### Work instructions
Report, word for word, every line of the material that contains "Create".

### Material for this task
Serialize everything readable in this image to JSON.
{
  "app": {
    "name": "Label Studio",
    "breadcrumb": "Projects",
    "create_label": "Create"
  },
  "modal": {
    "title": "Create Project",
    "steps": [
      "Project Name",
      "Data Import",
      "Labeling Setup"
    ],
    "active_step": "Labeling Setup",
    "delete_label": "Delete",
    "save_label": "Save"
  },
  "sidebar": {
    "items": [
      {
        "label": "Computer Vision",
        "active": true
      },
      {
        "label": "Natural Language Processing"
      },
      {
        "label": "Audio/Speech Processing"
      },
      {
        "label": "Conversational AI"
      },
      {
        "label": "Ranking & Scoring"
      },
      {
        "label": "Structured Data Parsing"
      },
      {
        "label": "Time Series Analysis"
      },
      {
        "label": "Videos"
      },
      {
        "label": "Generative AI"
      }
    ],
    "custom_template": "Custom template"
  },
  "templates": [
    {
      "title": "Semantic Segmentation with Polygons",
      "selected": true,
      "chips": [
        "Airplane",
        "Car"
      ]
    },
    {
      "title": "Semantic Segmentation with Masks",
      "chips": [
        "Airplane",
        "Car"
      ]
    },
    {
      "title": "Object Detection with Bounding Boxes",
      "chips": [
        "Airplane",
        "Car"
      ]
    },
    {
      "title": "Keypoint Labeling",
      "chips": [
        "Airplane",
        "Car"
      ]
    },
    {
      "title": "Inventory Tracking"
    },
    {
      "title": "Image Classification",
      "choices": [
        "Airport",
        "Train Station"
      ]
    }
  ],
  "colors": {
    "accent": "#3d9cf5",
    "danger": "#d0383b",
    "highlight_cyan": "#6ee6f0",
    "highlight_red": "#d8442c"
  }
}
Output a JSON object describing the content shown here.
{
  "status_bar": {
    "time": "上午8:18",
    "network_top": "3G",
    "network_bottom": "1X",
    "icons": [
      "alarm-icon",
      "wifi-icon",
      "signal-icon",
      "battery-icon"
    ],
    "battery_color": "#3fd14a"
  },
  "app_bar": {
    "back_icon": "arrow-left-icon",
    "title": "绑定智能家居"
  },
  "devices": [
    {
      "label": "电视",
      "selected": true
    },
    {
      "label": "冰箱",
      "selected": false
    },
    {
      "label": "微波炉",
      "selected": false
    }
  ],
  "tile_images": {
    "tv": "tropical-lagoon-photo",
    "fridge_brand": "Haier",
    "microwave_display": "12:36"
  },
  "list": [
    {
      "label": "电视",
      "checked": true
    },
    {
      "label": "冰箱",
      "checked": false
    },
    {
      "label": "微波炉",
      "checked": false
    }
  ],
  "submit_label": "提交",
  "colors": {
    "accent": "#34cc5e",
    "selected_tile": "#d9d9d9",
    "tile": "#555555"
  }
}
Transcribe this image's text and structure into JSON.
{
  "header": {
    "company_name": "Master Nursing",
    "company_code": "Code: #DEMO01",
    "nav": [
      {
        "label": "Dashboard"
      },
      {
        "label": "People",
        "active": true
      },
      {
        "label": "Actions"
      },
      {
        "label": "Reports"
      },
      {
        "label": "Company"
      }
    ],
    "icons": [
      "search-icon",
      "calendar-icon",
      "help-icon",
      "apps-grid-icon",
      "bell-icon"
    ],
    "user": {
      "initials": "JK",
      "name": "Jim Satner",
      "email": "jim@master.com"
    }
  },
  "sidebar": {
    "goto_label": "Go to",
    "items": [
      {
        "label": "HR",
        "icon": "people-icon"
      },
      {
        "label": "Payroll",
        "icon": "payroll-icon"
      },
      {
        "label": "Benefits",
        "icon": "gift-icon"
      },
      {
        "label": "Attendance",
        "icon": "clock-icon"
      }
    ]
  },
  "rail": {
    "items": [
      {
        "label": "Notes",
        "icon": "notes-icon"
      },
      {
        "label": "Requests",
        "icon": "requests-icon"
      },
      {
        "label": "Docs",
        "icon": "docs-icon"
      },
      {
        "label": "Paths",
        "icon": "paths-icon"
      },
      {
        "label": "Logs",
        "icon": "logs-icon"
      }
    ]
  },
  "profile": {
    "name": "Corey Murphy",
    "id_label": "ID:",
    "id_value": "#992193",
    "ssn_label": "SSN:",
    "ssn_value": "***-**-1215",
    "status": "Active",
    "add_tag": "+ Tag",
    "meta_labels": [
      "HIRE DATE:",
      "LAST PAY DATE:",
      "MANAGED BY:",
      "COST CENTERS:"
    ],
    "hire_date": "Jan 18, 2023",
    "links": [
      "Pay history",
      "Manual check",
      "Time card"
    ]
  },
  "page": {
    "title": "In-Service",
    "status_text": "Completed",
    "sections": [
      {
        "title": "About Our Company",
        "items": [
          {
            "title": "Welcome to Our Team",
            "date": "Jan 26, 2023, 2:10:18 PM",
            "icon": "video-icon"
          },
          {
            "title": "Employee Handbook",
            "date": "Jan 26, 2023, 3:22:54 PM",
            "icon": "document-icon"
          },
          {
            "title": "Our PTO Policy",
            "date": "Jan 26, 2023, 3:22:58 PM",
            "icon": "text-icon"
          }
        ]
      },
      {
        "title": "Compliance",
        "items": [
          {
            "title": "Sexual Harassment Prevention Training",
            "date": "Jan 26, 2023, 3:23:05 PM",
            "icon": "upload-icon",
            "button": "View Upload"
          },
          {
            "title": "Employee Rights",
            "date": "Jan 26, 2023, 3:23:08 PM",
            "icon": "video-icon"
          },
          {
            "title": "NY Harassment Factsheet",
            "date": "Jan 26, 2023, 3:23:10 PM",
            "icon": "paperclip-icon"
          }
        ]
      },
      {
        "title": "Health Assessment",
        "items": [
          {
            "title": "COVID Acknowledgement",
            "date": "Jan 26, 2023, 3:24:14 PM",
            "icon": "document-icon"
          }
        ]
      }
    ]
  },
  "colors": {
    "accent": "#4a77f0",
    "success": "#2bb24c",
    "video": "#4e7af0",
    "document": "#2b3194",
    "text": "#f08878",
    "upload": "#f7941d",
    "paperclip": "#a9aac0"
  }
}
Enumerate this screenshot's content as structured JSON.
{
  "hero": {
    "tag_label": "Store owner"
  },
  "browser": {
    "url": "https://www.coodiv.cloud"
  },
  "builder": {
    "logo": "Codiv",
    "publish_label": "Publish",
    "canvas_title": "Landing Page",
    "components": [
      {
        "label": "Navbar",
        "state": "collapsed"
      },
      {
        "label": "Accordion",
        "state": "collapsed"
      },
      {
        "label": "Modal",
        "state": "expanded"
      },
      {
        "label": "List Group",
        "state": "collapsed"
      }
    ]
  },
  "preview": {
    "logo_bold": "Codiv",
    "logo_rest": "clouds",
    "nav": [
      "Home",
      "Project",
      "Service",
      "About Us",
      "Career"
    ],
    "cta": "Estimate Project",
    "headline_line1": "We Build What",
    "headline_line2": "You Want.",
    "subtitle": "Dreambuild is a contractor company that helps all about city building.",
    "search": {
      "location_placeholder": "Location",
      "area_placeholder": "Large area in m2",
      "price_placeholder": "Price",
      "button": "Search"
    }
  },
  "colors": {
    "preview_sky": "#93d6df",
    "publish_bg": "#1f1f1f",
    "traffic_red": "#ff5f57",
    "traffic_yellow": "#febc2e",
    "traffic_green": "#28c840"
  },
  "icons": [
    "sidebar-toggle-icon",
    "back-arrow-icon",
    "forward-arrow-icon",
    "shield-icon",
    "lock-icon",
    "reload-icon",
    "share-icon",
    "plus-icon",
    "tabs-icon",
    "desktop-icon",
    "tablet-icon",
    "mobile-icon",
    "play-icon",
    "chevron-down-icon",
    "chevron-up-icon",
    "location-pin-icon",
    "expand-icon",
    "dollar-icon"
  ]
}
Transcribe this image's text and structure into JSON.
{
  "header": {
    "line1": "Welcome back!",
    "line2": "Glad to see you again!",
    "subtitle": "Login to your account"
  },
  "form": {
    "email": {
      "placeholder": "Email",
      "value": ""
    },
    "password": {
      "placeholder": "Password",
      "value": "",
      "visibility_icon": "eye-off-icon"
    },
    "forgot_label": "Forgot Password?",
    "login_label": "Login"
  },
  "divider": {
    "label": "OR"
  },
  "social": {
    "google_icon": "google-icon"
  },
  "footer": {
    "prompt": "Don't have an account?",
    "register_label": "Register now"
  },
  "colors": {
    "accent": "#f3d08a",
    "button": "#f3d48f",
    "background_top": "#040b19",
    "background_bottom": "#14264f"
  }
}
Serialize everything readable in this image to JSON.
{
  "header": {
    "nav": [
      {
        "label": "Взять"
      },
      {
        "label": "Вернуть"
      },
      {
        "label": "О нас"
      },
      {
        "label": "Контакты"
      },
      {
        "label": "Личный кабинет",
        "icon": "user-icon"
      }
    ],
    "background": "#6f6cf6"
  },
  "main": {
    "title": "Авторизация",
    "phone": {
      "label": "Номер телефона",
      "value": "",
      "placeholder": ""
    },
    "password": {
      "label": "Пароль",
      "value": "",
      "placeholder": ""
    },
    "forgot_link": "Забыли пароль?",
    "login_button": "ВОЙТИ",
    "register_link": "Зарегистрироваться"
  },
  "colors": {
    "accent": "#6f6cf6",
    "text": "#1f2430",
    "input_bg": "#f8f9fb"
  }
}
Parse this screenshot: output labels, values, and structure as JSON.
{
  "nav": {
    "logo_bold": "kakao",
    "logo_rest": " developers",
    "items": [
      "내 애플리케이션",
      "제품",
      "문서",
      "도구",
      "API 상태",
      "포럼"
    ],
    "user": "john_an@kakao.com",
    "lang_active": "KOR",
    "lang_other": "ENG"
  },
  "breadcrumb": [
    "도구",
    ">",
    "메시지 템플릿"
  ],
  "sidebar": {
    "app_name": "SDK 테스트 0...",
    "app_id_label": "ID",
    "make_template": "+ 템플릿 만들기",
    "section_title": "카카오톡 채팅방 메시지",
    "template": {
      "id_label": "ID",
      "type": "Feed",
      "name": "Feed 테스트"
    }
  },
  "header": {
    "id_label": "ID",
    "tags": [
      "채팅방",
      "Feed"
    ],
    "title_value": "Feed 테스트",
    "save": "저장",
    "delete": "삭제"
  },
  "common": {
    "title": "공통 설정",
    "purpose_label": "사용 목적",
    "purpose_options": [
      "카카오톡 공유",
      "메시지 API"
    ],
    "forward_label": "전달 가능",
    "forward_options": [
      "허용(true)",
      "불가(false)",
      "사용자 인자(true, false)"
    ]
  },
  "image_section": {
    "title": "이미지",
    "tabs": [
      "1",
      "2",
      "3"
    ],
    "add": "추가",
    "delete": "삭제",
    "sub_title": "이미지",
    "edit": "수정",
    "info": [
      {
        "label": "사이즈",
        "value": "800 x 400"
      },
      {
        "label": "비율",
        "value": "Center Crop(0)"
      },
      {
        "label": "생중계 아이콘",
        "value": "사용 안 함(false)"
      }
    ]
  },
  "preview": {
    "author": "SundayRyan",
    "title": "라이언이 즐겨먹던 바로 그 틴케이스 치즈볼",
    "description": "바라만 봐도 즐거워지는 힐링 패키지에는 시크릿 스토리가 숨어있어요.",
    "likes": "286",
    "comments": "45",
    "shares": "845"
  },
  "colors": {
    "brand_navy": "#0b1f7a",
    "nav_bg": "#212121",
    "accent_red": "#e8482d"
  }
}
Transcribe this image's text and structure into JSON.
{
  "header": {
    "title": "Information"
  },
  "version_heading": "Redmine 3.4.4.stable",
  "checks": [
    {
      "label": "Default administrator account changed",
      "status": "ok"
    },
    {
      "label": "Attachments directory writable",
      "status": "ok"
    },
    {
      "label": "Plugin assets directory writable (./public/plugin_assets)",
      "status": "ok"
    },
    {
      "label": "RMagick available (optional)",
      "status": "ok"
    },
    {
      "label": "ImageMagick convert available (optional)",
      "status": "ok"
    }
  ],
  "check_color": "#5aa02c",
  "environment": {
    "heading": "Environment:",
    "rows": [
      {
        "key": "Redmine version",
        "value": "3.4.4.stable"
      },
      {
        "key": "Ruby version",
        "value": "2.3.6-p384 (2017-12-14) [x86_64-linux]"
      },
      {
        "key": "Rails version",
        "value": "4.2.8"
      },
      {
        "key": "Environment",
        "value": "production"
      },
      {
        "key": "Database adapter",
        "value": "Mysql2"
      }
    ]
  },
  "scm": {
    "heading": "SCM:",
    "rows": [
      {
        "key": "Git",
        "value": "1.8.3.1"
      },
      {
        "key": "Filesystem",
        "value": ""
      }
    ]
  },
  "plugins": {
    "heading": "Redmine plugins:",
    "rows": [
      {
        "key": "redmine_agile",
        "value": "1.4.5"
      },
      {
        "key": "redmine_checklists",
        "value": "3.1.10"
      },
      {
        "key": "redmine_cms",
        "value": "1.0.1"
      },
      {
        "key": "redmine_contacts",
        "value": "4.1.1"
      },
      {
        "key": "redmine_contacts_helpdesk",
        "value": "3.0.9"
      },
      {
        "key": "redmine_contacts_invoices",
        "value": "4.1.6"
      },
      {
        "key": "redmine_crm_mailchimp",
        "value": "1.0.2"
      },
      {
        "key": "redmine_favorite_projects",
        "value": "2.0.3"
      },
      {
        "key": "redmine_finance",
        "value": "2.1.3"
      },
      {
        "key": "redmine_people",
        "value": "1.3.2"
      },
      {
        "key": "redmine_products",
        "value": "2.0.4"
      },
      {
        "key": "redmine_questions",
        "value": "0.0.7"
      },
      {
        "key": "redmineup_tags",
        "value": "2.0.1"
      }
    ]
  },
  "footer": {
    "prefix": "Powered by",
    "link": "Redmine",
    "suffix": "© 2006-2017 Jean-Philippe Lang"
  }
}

### Output for this task
    "create_label": "Create"
    "title": "Create Project",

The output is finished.